══ Data entries

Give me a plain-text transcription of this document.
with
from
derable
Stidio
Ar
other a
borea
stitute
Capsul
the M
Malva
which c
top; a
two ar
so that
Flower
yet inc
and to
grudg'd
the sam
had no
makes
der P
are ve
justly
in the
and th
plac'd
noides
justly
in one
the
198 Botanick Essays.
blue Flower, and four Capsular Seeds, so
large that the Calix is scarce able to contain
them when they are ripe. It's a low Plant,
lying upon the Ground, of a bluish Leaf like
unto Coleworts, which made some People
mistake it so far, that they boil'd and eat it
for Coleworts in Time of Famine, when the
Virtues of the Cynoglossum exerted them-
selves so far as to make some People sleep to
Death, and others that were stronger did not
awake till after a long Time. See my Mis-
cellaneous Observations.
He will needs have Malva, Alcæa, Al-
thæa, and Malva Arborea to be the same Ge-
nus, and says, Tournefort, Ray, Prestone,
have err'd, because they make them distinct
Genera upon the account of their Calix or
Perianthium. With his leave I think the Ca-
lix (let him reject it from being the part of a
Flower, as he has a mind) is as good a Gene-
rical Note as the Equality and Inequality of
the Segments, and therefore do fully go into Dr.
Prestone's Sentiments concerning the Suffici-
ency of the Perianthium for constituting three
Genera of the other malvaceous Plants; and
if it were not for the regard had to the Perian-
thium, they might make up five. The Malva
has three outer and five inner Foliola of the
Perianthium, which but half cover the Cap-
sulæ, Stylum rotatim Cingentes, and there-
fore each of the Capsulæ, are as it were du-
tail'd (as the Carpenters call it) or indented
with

════

Exercise: Retype all the material above precisely, with no line left out.

Task solution:
Give me a plain-text transcription of this document.
with
from
derable
Stidio
Ar
other a
borea
stitute
Capsul
the M
Malva
which c
top; a
two ar
so that
Flower
yet inc
and to
grudg'd
the sam
had no
makes
der P
are ve
justly
in the
and th
plac'd
noides
justly
in one
the
198 Botanick Essays.
blue Flower, and four Capsular Seeds, so
large that the Calix is scarce able to contain
them when they are ripe. It's a low Plant,
lying upon the Ground, of a bluish Leaf like
unto Coleworts, which made some People
mistake it so far, that they boil'd and eat it
for Coleworts in Time of Famine, when the
Virtues of the Cynoglossum exerted them-
selves so far as to make some People sleep to
Death, and others that were stronger did not
awake till after a long Time. See my Mis-
cellaneous Observations.
He will needs have Malva, Alcæa, Al-
thæa, and Malva Arborea to be the same Ge-
nus, and says, Tournefort, Ray, Prestone,
have err'd, because they make them distinct
Genera upon the account of their Calix or
Perianthium. With his leave I think the Ca-
lix (let him reject it from being the part of a
Flower, as he has a mind) is as good a Gene-
rical Note as the Equality and Inequality of
the Segments, and therefore do fully go into Dr.
Prestone's Sentiments concerning the Suffici-
ency of the Perianthium for constituting three
Genera of the other malvaceous Plants; and
if it were not for the regard had to the Perian-
thium, they might make up five. The Malva
has three outer and five inner Foliola of the
Perianthium, which but half cover the Cap-
sulæ, Stylum rotatim Cingentes, and there-
fore each of the Capsulæ, are as it were du-
tail'd (as the Carpenters call it) or indented
with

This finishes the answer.